### What you will do
Pull out every line with the word "color".

* START Excerpted records *

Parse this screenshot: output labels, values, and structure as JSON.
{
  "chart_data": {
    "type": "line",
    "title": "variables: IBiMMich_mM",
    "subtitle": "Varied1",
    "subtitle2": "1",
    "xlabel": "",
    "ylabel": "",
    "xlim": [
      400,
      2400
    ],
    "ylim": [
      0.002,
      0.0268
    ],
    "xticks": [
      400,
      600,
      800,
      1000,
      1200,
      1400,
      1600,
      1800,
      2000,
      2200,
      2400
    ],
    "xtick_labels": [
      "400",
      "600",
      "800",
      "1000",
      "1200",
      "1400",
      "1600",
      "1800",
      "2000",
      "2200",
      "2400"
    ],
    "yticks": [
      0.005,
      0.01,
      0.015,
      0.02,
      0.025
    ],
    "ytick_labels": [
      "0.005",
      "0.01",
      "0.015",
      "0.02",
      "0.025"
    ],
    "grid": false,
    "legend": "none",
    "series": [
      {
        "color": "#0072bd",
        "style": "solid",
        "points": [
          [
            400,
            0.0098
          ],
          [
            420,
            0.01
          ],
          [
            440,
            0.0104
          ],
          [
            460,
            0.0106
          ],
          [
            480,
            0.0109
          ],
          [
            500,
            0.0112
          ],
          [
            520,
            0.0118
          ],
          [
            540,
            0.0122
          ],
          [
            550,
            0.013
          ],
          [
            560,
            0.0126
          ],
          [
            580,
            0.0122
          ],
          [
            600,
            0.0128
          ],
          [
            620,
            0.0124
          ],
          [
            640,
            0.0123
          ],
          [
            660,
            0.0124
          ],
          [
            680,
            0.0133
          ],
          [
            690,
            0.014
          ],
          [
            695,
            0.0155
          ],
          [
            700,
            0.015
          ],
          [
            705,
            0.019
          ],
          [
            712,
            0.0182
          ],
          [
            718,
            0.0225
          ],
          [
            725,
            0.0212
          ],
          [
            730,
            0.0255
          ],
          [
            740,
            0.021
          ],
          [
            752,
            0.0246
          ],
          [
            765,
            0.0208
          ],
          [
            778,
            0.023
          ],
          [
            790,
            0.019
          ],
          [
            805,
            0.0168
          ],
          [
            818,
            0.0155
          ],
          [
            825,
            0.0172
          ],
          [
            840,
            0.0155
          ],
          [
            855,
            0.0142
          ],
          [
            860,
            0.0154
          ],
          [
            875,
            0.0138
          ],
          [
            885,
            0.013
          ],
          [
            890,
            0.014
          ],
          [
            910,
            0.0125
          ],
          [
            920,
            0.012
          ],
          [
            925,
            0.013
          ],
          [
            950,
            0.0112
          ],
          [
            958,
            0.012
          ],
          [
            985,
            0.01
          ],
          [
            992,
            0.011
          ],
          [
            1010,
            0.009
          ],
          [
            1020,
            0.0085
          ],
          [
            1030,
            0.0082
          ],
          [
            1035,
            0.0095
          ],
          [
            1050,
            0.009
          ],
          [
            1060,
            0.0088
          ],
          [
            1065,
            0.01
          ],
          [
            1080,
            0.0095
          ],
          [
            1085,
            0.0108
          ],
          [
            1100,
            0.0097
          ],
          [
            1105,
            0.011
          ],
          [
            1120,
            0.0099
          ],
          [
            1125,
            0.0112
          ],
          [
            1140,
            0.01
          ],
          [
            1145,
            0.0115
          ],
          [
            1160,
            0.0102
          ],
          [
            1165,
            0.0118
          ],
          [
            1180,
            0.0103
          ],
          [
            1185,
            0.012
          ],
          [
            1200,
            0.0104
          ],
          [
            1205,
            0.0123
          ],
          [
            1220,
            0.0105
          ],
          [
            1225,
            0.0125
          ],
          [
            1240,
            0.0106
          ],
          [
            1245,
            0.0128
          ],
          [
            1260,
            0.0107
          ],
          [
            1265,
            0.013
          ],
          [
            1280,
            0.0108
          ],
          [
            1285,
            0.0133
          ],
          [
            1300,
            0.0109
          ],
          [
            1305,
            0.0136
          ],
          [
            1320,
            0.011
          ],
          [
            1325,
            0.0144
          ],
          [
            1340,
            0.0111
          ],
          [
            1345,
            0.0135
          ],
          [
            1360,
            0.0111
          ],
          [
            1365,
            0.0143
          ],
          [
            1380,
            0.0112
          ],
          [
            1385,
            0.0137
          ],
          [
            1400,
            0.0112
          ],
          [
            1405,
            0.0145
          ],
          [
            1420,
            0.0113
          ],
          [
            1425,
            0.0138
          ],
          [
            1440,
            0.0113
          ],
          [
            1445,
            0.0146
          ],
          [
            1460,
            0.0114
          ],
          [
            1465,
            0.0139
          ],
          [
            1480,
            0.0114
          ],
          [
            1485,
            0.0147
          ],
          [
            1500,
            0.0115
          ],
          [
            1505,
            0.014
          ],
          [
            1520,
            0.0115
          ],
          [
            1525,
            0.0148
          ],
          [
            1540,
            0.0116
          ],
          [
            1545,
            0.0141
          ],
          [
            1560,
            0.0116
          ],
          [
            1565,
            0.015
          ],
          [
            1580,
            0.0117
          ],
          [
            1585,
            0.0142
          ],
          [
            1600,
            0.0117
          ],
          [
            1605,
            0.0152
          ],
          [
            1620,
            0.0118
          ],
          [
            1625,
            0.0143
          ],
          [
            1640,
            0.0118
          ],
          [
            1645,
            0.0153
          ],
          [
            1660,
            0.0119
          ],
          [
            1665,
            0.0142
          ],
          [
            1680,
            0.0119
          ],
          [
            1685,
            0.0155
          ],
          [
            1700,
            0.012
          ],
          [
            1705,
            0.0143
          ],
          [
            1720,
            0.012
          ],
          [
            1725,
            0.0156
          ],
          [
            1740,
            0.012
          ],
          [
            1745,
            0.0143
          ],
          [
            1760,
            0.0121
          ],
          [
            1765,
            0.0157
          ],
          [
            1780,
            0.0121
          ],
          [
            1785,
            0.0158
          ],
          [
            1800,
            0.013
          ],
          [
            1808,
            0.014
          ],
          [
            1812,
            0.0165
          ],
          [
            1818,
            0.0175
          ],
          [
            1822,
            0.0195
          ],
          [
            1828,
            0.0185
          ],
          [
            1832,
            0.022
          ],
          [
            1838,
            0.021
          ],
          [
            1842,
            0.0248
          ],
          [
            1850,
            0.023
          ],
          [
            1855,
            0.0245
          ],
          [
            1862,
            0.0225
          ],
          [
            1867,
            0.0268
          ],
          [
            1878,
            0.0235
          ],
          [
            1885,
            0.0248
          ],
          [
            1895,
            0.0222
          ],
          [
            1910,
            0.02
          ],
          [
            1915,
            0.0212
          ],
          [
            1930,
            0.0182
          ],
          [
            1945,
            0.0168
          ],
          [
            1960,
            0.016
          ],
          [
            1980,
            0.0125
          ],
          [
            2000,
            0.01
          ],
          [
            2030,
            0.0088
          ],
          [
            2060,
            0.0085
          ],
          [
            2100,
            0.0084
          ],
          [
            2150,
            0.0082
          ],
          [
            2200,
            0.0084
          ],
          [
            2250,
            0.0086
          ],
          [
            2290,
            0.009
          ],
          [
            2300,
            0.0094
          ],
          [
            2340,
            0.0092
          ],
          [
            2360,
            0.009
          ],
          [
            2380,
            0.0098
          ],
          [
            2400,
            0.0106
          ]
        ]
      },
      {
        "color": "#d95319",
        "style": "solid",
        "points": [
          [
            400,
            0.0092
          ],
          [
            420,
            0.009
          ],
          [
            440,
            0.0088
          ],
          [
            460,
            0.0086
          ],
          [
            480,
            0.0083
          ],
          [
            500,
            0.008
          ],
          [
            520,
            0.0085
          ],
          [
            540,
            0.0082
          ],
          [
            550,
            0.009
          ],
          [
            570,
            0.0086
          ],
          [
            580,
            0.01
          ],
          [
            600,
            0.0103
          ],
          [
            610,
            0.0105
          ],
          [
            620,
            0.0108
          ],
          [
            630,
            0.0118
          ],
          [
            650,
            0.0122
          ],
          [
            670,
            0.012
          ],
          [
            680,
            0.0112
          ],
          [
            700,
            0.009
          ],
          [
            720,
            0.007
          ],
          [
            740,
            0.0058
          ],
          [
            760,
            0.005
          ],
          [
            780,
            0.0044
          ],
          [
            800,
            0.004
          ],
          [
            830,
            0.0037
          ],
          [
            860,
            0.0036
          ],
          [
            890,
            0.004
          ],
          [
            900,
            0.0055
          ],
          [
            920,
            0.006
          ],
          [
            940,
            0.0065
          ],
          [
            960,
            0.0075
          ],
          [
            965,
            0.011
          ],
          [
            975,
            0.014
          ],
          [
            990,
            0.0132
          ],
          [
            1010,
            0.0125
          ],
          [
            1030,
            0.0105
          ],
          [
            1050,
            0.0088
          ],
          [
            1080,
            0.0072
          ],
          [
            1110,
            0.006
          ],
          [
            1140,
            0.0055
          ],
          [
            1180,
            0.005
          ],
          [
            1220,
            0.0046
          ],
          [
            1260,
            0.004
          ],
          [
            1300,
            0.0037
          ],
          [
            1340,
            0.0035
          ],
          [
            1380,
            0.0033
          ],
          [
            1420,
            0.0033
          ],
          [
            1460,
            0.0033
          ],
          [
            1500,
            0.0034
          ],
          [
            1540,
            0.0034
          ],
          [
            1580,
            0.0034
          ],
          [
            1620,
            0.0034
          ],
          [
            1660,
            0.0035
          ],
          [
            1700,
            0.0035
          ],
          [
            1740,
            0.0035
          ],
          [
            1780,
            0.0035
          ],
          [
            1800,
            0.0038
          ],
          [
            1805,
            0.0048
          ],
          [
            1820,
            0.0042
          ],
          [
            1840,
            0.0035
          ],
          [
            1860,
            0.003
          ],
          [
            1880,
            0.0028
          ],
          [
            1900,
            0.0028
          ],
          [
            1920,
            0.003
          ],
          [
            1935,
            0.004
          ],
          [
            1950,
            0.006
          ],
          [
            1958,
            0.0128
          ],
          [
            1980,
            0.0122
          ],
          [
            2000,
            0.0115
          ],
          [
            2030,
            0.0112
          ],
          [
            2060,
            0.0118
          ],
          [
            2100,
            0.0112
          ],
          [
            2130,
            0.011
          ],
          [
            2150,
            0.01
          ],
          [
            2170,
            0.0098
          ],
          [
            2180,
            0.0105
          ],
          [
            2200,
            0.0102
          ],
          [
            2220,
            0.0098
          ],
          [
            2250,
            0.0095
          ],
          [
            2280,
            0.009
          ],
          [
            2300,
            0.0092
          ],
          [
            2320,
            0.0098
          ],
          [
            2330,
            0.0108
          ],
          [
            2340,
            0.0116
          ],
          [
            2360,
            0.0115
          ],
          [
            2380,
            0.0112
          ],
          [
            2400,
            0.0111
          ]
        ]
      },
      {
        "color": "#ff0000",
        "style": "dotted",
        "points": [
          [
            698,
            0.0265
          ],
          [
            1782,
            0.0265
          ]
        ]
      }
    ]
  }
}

* END Excerpted records *

### The solution
        "color": "#0072bd",
        "color": "#d95319",
        "color": "#ff0000",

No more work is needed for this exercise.